** START OF Extracted records **

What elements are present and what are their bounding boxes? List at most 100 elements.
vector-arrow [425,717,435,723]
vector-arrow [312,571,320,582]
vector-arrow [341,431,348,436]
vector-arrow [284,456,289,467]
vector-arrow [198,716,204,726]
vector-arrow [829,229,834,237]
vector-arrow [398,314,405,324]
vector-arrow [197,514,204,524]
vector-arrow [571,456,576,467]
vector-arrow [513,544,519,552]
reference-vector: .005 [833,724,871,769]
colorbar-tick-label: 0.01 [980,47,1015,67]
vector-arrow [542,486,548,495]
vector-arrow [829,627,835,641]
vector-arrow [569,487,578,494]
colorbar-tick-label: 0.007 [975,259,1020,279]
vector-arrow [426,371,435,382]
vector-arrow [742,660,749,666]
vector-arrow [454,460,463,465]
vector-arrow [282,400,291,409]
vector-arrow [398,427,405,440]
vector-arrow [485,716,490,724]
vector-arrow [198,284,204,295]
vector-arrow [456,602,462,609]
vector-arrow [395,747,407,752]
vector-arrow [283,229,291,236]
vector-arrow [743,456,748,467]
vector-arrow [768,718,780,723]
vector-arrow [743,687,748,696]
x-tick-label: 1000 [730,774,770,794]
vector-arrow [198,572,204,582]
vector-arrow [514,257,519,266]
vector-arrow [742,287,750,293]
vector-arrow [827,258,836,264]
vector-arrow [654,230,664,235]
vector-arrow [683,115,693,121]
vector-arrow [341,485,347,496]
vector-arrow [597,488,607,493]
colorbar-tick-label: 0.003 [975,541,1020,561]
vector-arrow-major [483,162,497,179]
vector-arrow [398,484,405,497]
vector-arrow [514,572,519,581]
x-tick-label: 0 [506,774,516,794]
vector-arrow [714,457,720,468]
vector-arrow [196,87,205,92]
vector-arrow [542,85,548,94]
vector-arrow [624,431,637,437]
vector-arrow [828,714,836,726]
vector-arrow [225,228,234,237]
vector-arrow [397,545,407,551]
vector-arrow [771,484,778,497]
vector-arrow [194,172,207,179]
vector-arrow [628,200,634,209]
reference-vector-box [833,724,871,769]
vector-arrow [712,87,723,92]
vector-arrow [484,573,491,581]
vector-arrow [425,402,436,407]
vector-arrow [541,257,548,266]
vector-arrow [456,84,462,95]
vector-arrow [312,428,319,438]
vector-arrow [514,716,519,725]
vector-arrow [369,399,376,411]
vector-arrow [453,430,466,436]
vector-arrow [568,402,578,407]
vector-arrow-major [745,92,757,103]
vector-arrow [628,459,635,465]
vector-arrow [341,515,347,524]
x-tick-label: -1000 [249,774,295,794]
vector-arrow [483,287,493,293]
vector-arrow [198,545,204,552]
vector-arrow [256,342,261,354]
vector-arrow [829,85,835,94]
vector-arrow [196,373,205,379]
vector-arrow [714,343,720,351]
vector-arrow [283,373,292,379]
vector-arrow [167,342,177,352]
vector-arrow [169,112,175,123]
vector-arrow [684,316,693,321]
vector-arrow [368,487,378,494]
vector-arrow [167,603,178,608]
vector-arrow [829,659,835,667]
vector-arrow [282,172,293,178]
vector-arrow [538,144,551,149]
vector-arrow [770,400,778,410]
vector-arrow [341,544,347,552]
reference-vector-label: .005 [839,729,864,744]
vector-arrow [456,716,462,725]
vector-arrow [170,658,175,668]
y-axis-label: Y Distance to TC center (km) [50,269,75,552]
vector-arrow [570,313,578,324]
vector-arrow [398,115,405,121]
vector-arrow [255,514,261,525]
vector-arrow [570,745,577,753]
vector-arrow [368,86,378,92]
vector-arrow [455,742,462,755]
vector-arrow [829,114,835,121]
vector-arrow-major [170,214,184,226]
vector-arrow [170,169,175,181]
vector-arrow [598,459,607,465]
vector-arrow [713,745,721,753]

** END OF Extracted records **

Directions for this task:
Present the material above as a numbered list, one item per line, with any blank lines left out.

Task answer:
1. What elements are present and what are their bounding boxes? List at most 100 elements.
2. vector-arrow [425,717,435,723]
3. vector-arrow [312,571,320,582]
4. vector-arrow [341,431,348,436]
5. vector-arrow [284,456,289,467]
6. vector-arrow [198,716,204,726]
7. vector-arrow [829,229,834,237]
8. vector-arrow [398,314,405,324]
9. vector-arrow [197,514,204,524]
10. vector-arrow [571,456,576,467]
11. vector-arrow [513,544,519,552]
12. reference-vector: .005 [833,724,871,769]
13. colorbar-tick-label: 0.01 [980,47,1015,67]
14. vector-arrow [542,486,548,495]
15. vector-arrow [829,627,835,641]
16. vector-arrow [569,487,578,494]
17. colorbar-tick-label: 0.007 [975,259,1020,279]
18. vector-arrow [426,371,435,382]
19. vector-arrow [742,660,749,666]
20. vector-arrow [454,460,463,465]
21. vector-arrow [282,400,291,409]
22. vector-arrow [398,427,405,440]
23. vector-arrow [485,716,490,724]
24. vector-arrow [198,284,204,295]
25. vector-arrow [456,602,462,609]
26. vector-arrow [395,747,407,752]
27. vector-arrow [283,229,291,236]
28. vector-arrow [743,456,748,467]
29. vector-arrow [768,718,780,723]
30. vector-arrow [743,687,748,696]
31. x-tick-label: 1000 [730,774,770,794]
32. vector-arrow [198,572,204,582]
33. vector-arrow [514,257,519,266]
34. vector-arrow [742,287,750,293]
35. vector-arrow [827,258,836,264]
36. vector-arrow [654,230,664,235]
37. vector-arrow [683,115,693,121]
38. vector-arrow [341,485,347,496]
39. vector-arrow [597,488,607,493]
40. colorbar-tick-label: 0.003 [975,541,1020,561]
41. vector-arrow-major [483,162,497,179]
42. vector-arrow [398,484,405,497]
43. vector-arrow [514,572,519,581]
44. x-tick-label: 0 [506,774,516,794]
45. vector-arrow [714,457,720,468]
46. vector-arrow [196,87,205,92]
47. vector-arrow [542,85,548,94]
48. vector-arrow [624,431,637,437]
49. vector-arrow [828,714,836,726]
50. vector-arrow [225,228,234,237]
51. vector-arrow [397,545,407,551]
52. vector-arrow [771,484,778,497]
53. vector-arrow [194,172,207,179]
54. vector-arrow [628,200,634,209]
55. reference-vector-box [833,724,871,769]
56. vector-arrow [712,87,723,92]
57. vector-arrow [484,573,491,581]
58. vector-arrow [425,402,436,407]
59. vector-arrow [541,257,548,266]
60. vector-arrow [456,84,462,95]
61. vector-arrow [312,428,319,438]
62. vector-arrow [514,716,519,725]
63. vector-arrow [369,399,376,411]
64. vector-arrow [453,430,466,436]
65. vector-arrow [568,402,578,407]
66. vector-arrow-major [745,92,757,103]
67. vector-arrow [628,459,635,465]
68. vector-arrow [341,515,347,524]
69. x-tick-label: -1000 [249,774,295,794]
70. vector-arrow [483,287,493,293]
71. vector-arrow [198,545,204,552]
72. vector-arrow [256,342,261,354]
73. vector-arrow [829,85,835,94]
74. vector-arrow [196,373,205,379]
75. vector-arrow [714,343,720,351]
76. vector-arrow [283,373,292,379]
77. vector-arrow [167,342,177,352]
78. vector-arrow [169,112,175,123]
79. vector-arrow [684,316,693,321]
80. vector-arrow [368,487,378,494]
81. vector-arrow [167,603,178,608]
82. vector-arrow [829,659,835,667]
83. vector-arrow [282,172,293,178]
84. vector-arrow [538,144,551,149]
85. vector-arrow [770,400,778,410]
86. vector-arrow [341,544,347,552]
87. reference-vector-label: .005 [839,729,864,744]
88. vector-arrow [456,716,462,725]
89. vector-arrow [170,658,175,668]
90. y-axis-label: Y Distance to TC center (km) [50,269,75,552]
91. vector-arrow [570,313,578,324]
92. vector-arrow [398,115,405,121]
93. vector-arrow [255,514,261,525]
94. vector-arrow [570,745,577,753]
95. vector-arrow [368,86,378,92]
96. vector-arrow [455,742,462,755]
97. vector-arrow [829,114,835,121]
98. vector-arrow-major [170,214,184,226]
99. vector-arrow [170,169,175,181]
100. vector-arrow [598,459,607,465]
101. vector-arrow [713,745,721,753]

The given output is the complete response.